- **Task instructions**: Look through the data below. Pick out the lines holding the string "privacy".

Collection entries
----------------
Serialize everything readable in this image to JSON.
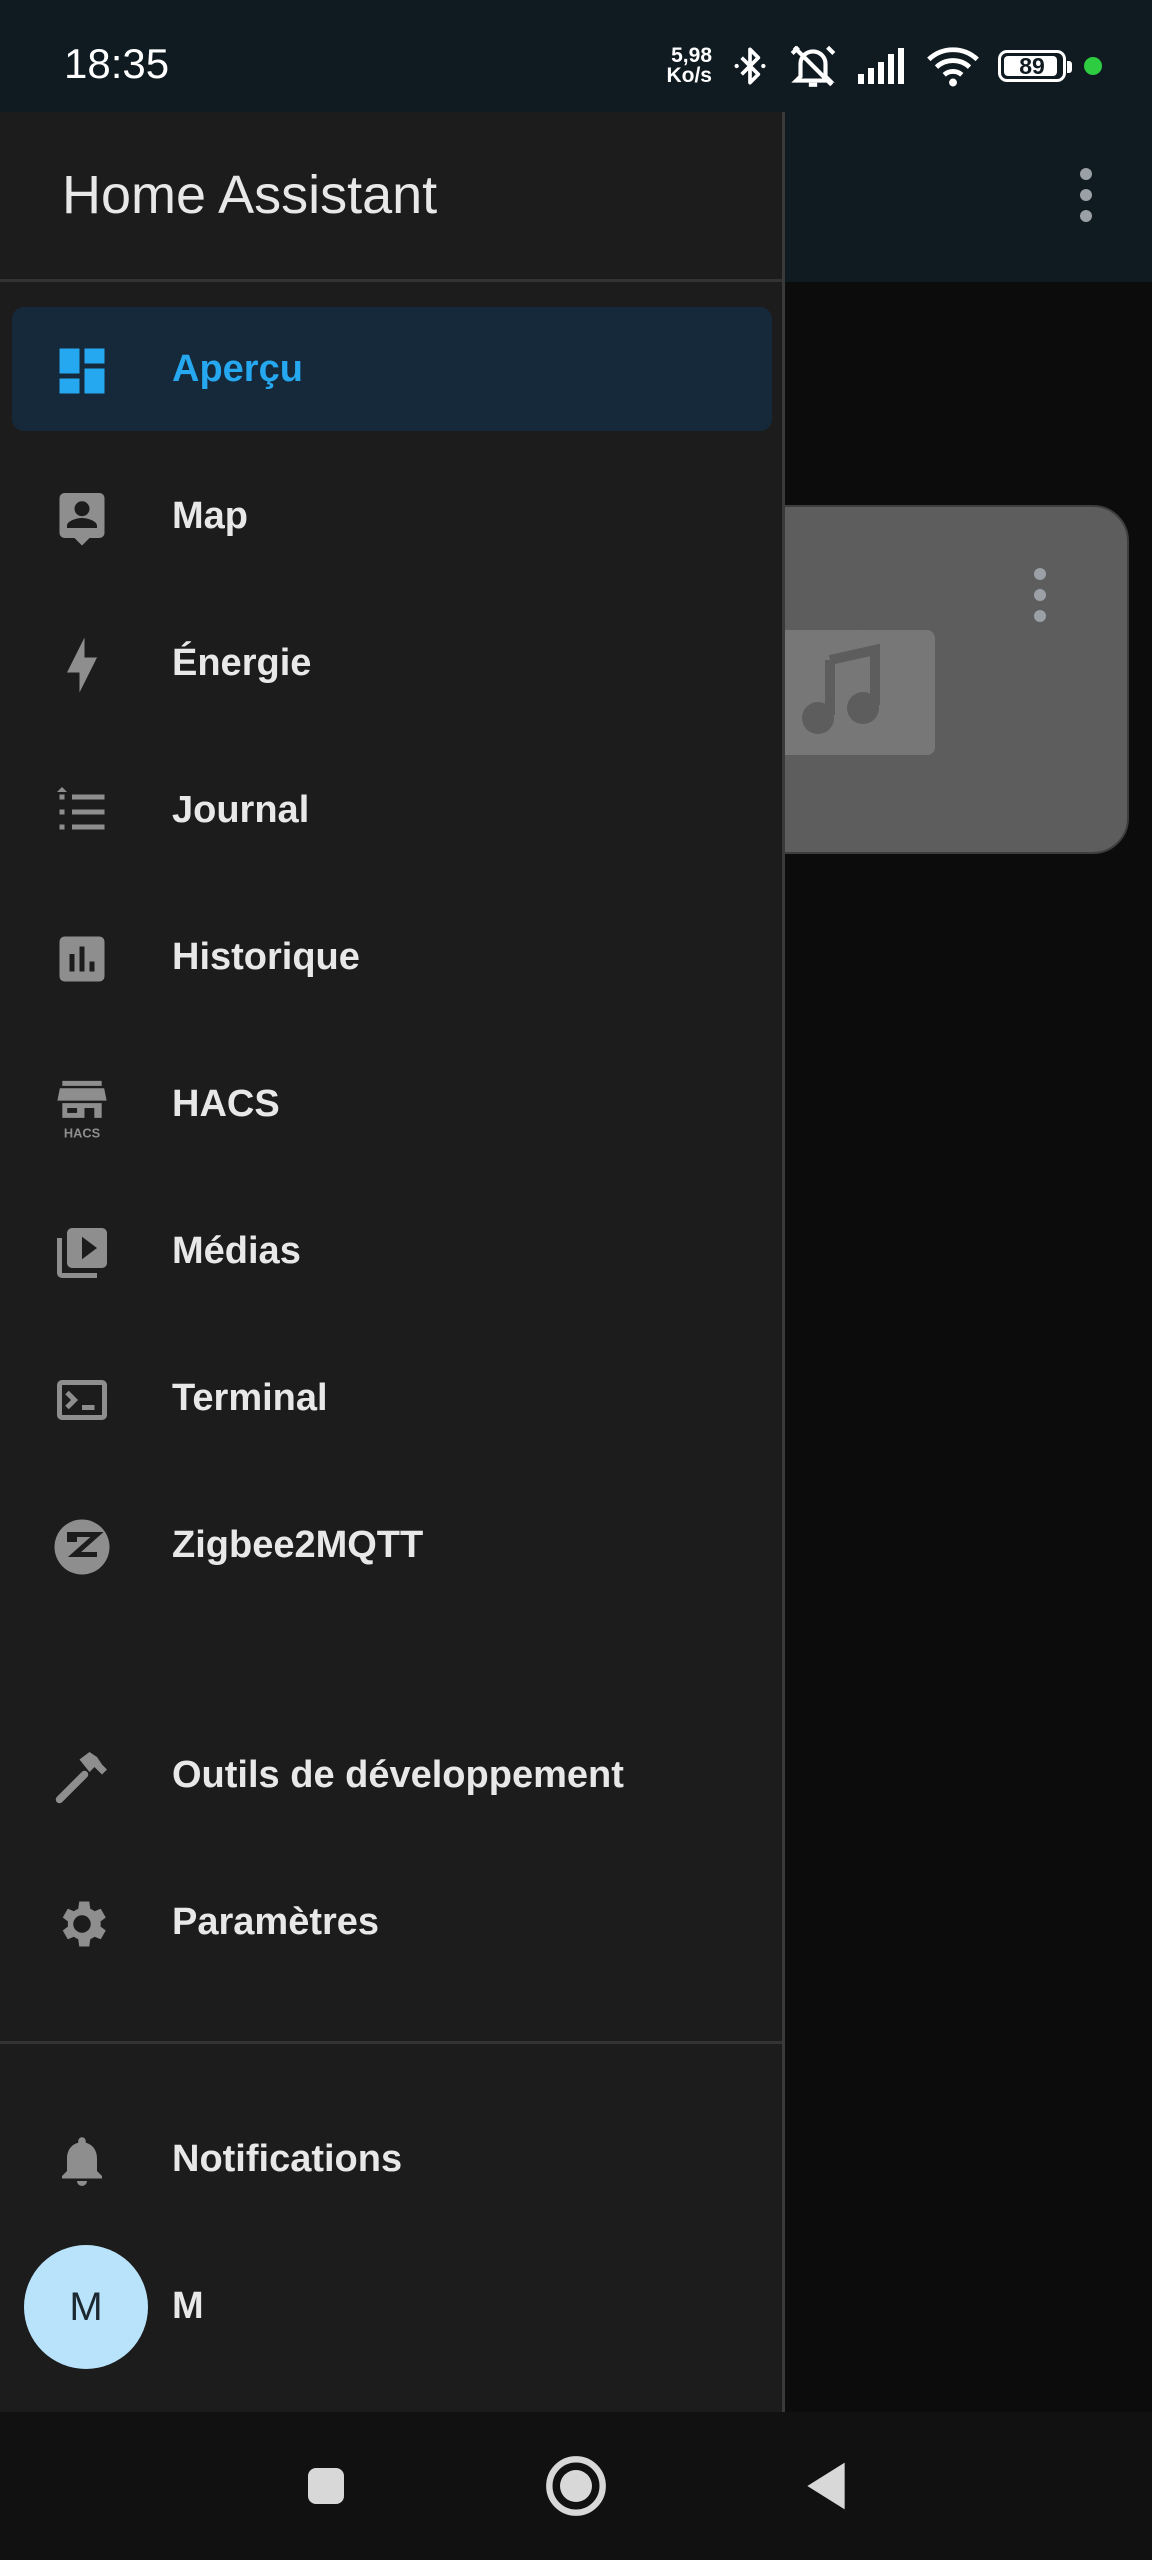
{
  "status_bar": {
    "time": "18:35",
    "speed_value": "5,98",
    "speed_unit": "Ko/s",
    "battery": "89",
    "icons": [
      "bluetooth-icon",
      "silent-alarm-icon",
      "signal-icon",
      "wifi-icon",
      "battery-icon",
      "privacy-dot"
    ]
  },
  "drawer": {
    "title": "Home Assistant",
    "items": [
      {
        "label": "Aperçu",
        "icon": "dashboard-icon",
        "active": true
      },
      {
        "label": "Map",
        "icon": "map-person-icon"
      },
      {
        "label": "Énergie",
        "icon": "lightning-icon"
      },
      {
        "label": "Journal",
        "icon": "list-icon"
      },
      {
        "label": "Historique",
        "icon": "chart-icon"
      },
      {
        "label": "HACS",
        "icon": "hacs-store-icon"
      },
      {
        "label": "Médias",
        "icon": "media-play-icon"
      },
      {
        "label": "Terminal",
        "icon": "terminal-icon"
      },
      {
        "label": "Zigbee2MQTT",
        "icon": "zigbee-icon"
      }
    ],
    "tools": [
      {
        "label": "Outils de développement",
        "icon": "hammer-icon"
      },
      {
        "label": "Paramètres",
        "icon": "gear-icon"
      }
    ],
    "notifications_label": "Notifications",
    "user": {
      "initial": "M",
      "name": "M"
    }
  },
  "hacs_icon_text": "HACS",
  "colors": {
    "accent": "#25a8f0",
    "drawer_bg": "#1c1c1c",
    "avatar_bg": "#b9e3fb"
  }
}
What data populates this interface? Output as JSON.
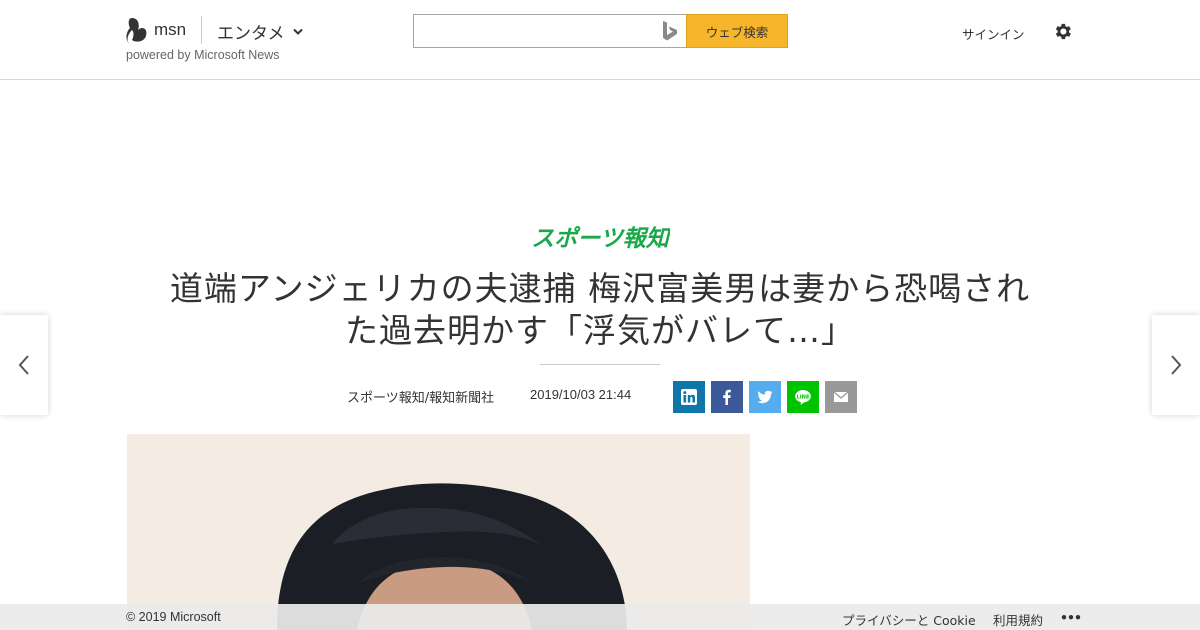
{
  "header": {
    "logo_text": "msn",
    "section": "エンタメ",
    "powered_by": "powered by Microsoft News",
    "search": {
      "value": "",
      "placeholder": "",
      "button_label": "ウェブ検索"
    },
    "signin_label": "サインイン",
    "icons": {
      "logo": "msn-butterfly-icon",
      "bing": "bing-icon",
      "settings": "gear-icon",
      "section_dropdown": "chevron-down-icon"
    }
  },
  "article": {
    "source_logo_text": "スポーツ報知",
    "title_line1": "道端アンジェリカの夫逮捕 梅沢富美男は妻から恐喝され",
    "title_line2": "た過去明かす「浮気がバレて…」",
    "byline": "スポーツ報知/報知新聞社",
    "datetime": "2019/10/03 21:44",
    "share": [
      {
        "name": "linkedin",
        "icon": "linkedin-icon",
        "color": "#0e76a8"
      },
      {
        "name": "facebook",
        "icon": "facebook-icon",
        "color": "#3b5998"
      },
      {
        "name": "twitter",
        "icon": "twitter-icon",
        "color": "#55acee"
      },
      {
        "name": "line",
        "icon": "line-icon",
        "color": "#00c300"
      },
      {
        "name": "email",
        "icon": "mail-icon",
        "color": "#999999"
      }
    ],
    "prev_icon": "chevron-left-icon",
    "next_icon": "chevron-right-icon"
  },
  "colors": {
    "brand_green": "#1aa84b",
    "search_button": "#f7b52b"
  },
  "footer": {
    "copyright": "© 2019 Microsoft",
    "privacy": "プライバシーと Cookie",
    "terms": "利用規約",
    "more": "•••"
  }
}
----------------
- **Finished task**:
      "privacy-dot"
    "privacy": "プライバシーと Cookie",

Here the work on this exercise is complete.